- Source material -
## START

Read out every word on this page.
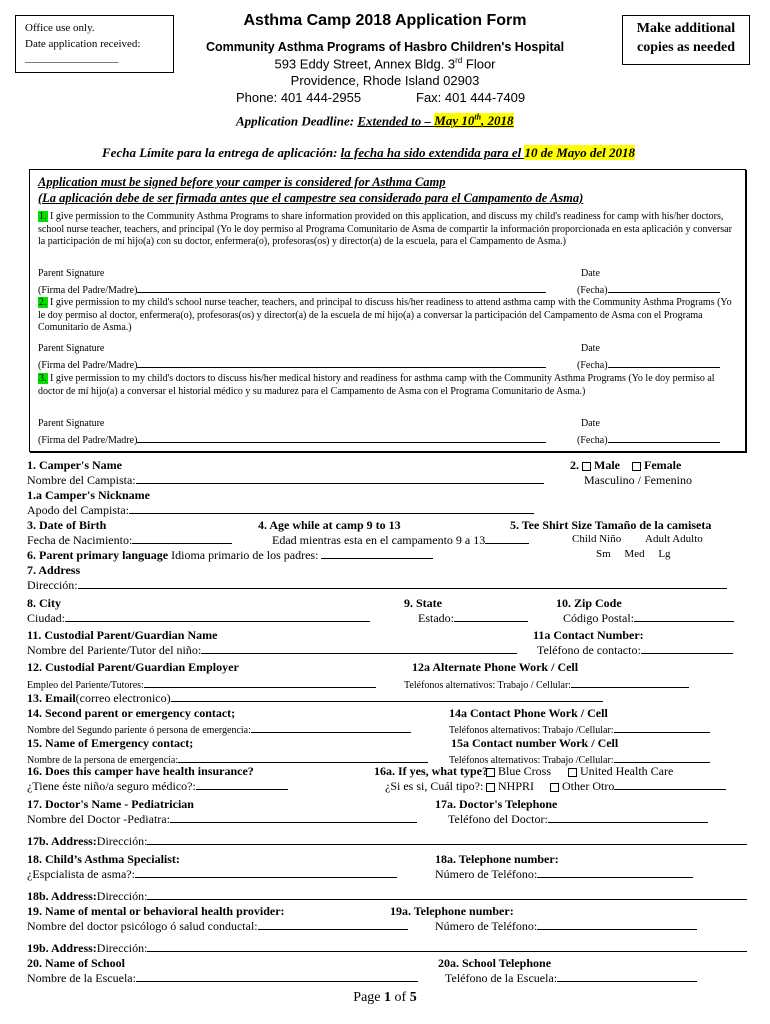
Office use only.
Date application received:
_________________
Asthma Camp 2018 Application Form
Community Asthma Programs of Hasbro Children's Hospital
593 Eddy Street, Annex Bldg. 3rd Floor
Providence, Rhode Island 02903
Phone: 401 444-2955	Fax: 401 444-7409
Make additional
copies as needed
Application Deadline: Extended to – May 10th, 2018
Fecha Límite para la entrega de aplicación: la fecha ha sido extendida para el 10 de Mayo del 2018
Application must be signed before your camper is considered for Asthma Camp
(La aplicación debe de ser firmada antes que el campestre sea considerado para el Campamento de Asma)
1. I give permission to the Community Asthma Programs to share information provided on this application, and discuss my child's readiness for camp with his/her doctors, school nurse teacher, teachers, and principal (Yo le doy permiso al Programa Comunitario de Asma de compartir la información proporcionada en esta aplicación y conversar la participación de mí hijo(a) con su doctor, enfermera(o), profesoras(os) y director(a) de la escuela, para el Campamento de Asma.)
Parent Signature	Date
(Firma del Padre/Madre)	(Fecha)
2. I give permission to my child's school nurse teacher, teachers, and principal to discuss his/her readiness to attend asthma camp with the Community Asthma Programs (Yo le doy permiso al doctor, enfermera(o), profesoras(os) y director(a) de la escuela de mí hijo(a) a conversar la participación del Campamento de Asma con el Programa Comunitario de Asma.)
Parent Signature	Date
(Firma del Padre/Madre)	(Fecha)
3. I give permission to my child's doctors to discuss his/her medical history and readiness for asthma camp with the Community Asthma Programs (Yo le doy permiso al doctor de mí hijo(a) a conversar el historial médico y su madurez para el Campamento de Asma con el Programa Comunitario de Asma.)
Parent Signature	Date
(Firma del Padre/Madre)	(Fecha)
1. Camper's Name
Nombre del Campista:
2. Male Female
Masculino / Femenino
1.a Camper's Nickname
Apodo del Campista:
3. Date of Birth	4. Age while at camp 9 to 13	5. Tee Shirt Size Tamaño de la camiseta
Fecha de Nacimiento:	Edad mientras esta en el campamento 9 a 13	Child Niño Adult Adulto
Sm     Med     Lg
6. Parent primary language Idioma primario de los padres:
7. Address
Dirección:
8. City	9. State	10. Zip Code
Ciudad:	Estado:	Código Postal:
11. Custodial Parent/Guardian Name	11a Contact Number:
Nombre del Pariente/Tutor del niño:	Teléfono de contacto:
12. Custodial Parent/Guardian Employer	12a Alternate Phone Work / Cell
Empleo del Pariente/Tutores:	Teléfonos alternativos: Trabajo / Cellular:
13. Email(correo electronico)
14. Second parent or emergency contact;	14a Contact Phone Work / Cell
Nombre del Segundo pariente ó persona de emergencia:	Teléfonos alternativos: Trabajo /Cellular:
15. Name of Emergency contact;	15a Contact number Work / Cell
Nombre de la persona de emergencia:	Teléfonos alternativos: Trabajo /Cellular:
16. Does this camper have health insurance?	16a. If yes, what type? Blue Cross	United Health Care
¿Tiene éste niño/a seguro médico?:	¿Si es si, Cuál tipo?:	NHPRI	Other Otro
17. Doctor's Name - Pediatrician	17a. Doctor's Telephone
Nombre del Doctor -Pediatra:	Teléfono del Doctor:
17b. Address:Dirección:
18. Child’s Asthma Specialist:	18a. Telephone number:
¿Espcialista de asma?:	Número de Teléfono:
18b. Address:Dirección:
19. Name of mental or behavioral health provider:	19a. Telephone number:
Nombre del doctor psicólogo ó salud conductal:	Número de Teléfono:
19b. Address:Dirección:
20. Name of School	20a. School Telephone
Nombre de la Escuela:	Teléfono de la Escuela:
Page 1 of 5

## END

- Stated task -
Exact duplication of all the records is required; pictures are omitted from the copy.

- Complete response -
Read out every word on this page.
Office use only.
Date application received:
_________________
Asthma Camp 2018 Application Form
Community Asthma Programs of Hasbro Children's Hospital
593 Eddy Street, Annex Bldg. 3rd Floor
Providence, Rhode Island 02903
Phone: 401 444-2955	Fax: 401 444-7409
Make additional
copies as needed
Application Deadline: Extended to – May 10th, 2018
Fecha Límite para la entrega de aplicación: la fecha ha sido extendida para el 10 de Mayo del 2018
Application must be signed before your camper is considered for Asthma Camp
(La aplicación debe de ser firmada antes que el campestre sea considerado para el Campamento de Asma)
1. I give permission to the Community Asthma Programs to share information provided on this application, and discuss my child's readiness for camp with his/her doctors, school nurse teacher, teachers, and principal (Yo le doy permiso al Programa Comunitario de Asma de compartir la información proporcionada en esta aplicación y conversar la participación de mí hijo(a) con su doctor, enfermera(o), profesoras(os) y director(a) de la escuela, para el Campamento de Asma.)
Parent Signature	Date
(Firma del Padre/Madre)	(Fecha)
2. I give permission to my child's school nurse teacher, teachers, and principal to discuss his/her readiness to attend asthma camp with the Community Asthma Programs (Yo le doy permiso al doctor, enfermera(o), profesoras(os) y director(a) de la escuela de mí hijo(a) a conversar la participación del Campamento de Asma con el Programa Comunitario de Asma.)
Parent Signature	Date
(Firma del Padre/Madre)	(Fecha)
3. I give permission to my child's doctors to discuss his/her medical history and readiness for asthma camp with the Community Asthma Programs (Yo le doy permiso al doctor de mí hijo(a) a conversar el historial médico y su madurez para el Campamento de Asma con el Programa Comunitario de Asma.)
Parent Signature	Date
(Firma del Padre/Madre)	(Fecha)
1. Camper's Name
Nombre del Campista:
2. Male Female
Masculino / Femenino
1.a Camper's Nickname
Apodo del Campista:
3. Date of Birth	4. Age while at camp 9 to 13	5. Tee Shirt Size Tamaño de la camiseta
Fecha de Nacimiento:	Edad mientras esta en el campamento 9 a 13	Child Niño Adult Adulto
Sm     Med     Lg
6. Parent primary language Idioma primario de los padres:
7. Address
Dirección:
8. City	9. State	10. Zip Code
Ciudad:	Estado:	Código Postal:
11. Custodial Parent/Guardian Name	11a Contact Number:
Nombre del Pariente/Tutor del niño:	Teléfono de contacto:
12. Custodial Parent/Guardian Employer	12a Alternate Phone Work / Cell
Empleo del Pariente/Tutores:	Teléfonos alternativos: Trabajo / Cellular:
13. Email(correo electronico)
14. Second parent or emergency contact;	14a Contact Phone Work / Cell
Nombre del Segundo pariente ó persona de emergencia:	Teléfonos alternativos: Trabajo /Cellular:
15. Name of Emergency contact;	15a Contact number Work / Cell
Nombre de la persona de emergencia:	Teléfonos alternativos: Trabajo /Cellular:
16. Does this camper have health insurance?	16a. If yes, what type? Blue Cross	United Health Care
¿Tiene éste niño/a seguro médico?:	¿Si es si, Cuál tipo?:	NHPRI	Other Otro
17. Doctor's Name - Pediatrician	17a. Doctor's Telephone
Nombre del Doctor -Pediatra:	Teléfono del Doctor:
17b. Address:Dirección:
18. Child’s Asthma Specialist:	18a. Telephone number:
¿Espcialista de asma?:	Número de Teléfono:
18b. Address:Dirección:
19. Name of mental or behavioral health provider:	19a. Telephone number:
Nombre del doctor psicólogo ó salud conductal:	Número de Teléfono:
19b. Address:Dirección:
20. Name of School	20a. School Telephone
Nombre de la Escuela:	Teléfono de la Escuela:
Page 1 of 5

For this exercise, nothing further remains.